# [Short task]
Extract every line below that contains the word "relation".
____ Data to process
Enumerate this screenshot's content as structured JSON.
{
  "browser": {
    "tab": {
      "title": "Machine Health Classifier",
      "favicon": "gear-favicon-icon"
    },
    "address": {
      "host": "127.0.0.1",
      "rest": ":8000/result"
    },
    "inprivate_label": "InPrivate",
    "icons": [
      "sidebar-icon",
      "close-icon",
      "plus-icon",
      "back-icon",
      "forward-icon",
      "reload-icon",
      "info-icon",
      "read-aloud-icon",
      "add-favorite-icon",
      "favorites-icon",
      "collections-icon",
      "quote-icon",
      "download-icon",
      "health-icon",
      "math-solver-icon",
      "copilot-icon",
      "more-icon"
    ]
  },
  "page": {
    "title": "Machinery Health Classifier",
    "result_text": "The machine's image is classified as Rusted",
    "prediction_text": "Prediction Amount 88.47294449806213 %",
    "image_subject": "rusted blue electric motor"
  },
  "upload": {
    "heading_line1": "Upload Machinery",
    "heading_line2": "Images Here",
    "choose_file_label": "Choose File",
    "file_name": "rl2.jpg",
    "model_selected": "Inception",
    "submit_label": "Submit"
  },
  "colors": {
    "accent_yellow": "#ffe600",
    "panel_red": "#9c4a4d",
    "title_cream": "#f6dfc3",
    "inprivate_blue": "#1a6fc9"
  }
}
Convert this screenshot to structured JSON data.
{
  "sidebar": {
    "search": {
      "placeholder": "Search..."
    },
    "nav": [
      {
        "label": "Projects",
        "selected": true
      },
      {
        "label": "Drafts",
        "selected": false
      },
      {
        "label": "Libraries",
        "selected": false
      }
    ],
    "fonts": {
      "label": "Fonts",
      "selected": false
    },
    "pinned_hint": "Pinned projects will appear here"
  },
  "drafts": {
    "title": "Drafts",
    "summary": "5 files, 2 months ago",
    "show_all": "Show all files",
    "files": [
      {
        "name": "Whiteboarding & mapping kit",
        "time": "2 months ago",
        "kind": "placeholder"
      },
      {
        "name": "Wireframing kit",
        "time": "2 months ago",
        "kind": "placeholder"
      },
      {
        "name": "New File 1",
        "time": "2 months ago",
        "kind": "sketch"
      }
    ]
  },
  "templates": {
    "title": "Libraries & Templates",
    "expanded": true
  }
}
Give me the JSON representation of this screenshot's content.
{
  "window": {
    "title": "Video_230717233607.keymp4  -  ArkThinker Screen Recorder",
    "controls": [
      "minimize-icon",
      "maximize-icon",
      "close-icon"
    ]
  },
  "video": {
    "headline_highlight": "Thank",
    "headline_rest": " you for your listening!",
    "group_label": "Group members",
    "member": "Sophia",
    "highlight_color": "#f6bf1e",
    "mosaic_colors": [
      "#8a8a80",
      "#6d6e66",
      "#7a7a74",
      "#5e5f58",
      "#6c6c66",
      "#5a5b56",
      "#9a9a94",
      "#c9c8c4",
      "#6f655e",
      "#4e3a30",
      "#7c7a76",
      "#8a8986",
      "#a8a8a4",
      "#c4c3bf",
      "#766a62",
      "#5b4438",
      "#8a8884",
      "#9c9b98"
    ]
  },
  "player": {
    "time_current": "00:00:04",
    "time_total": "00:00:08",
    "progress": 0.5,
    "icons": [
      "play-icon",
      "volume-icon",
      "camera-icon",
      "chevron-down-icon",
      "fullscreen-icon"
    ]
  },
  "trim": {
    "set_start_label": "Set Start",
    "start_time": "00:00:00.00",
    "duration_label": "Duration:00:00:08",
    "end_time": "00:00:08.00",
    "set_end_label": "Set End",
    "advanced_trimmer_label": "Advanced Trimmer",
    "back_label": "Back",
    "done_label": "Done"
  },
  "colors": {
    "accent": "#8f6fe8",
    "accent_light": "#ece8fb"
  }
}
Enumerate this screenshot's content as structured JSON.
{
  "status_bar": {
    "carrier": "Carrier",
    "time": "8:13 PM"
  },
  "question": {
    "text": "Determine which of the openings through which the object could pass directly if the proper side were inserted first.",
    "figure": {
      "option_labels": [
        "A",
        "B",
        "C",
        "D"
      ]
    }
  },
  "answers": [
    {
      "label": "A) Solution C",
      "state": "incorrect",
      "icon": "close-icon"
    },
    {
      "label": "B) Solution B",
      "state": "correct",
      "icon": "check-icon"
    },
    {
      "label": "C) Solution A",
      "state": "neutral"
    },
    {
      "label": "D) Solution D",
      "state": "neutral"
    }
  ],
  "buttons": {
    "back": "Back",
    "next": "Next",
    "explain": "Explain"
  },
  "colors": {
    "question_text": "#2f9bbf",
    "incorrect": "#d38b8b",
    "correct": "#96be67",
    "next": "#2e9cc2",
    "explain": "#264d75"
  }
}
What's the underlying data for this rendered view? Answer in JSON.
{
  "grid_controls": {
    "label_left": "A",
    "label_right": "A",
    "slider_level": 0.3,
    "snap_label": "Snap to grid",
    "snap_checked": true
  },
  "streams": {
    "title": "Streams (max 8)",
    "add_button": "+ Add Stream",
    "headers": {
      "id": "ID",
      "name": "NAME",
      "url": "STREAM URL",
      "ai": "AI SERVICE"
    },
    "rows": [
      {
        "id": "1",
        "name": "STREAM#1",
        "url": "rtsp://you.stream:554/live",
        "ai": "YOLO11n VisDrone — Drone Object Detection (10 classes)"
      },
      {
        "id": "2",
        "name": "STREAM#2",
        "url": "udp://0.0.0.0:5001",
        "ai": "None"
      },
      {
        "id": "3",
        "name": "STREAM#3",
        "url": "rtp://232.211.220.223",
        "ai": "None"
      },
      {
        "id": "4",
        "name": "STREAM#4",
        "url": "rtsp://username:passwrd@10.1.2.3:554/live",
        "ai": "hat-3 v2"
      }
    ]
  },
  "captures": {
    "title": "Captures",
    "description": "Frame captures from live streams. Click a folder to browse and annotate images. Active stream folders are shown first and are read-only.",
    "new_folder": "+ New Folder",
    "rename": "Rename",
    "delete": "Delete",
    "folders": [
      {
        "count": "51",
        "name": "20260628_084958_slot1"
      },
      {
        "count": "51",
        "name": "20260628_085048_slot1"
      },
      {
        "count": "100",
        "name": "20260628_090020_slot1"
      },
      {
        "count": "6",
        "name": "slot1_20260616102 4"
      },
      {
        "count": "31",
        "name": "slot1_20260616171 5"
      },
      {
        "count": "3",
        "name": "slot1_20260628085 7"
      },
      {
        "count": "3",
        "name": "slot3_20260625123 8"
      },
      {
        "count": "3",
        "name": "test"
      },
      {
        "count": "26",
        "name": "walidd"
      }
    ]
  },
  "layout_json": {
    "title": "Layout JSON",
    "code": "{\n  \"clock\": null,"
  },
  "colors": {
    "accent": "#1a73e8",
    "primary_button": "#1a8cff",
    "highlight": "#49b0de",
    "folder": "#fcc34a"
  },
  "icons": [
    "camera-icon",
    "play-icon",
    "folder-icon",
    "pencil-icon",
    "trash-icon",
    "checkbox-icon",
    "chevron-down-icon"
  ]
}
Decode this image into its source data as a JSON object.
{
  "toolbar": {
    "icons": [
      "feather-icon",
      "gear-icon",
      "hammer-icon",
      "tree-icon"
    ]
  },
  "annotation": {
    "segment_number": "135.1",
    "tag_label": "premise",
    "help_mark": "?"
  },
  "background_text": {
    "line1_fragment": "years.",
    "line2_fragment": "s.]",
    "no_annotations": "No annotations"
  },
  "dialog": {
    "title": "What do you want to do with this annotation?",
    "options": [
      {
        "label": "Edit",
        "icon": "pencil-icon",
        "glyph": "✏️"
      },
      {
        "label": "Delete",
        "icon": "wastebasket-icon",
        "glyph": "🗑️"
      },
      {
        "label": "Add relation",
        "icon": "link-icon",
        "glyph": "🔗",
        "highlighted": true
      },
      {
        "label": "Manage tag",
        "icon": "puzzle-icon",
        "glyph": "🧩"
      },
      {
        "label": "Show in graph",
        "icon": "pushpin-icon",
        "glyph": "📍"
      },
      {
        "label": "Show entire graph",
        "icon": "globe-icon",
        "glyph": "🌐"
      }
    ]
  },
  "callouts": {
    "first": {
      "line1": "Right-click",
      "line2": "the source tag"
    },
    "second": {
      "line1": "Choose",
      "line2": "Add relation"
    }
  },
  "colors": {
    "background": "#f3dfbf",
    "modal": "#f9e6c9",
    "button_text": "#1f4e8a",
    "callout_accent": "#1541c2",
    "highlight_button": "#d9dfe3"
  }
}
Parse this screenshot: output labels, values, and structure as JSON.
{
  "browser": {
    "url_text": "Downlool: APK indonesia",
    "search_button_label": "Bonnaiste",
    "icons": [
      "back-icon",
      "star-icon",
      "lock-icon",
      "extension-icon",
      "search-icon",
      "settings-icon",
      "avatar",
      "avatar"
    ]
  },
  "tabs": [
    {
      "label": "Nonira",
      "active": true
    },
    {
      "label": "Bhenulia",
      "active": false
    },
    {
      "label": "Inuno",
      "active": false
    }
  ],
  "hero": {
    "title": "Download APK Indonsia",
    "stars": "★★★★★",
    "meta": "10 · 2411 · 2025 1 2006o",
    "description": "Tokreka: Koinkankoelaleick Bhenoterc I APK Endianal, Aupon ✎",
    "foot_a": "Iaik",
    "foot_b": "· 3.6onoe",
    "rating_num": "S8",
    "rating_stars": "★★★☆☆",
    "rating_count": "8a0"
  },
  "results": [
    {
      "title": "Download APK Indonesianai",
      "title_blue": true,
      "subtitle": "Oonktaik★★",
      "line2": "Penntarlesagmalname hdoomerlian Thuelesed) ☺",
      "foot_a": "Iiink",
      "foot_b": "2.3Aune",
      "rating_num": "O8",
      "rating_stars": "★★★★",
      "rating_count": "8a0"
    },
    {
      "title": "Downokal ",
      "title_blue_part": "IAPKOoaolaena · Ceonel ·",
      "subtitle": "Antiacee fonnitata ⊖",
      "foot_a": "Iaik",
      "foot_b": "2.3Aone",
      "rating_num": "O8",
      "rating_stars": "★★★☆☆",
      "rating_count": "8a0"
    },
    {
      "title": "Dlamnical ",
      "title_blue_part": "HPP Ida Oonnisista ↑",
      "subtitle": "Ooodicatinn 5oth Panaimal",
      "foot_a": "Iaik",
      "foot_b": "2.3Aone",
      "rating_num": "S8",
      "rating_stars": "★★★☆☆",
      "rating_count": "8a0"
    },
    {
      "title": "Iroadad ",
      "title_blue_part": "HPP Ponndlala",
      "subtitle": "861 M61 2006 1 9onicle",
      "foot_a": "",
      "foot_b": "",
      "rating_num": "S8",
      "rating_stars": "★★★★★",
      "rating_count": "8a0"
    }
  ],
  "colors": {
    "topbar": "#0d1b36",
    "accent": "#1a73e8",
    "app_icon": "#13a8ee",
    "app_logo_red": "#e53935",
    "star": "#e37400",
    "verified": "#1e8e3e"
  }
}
________
# [Output of the task]
        "label": "Add relation",
      "line2": "Add relation"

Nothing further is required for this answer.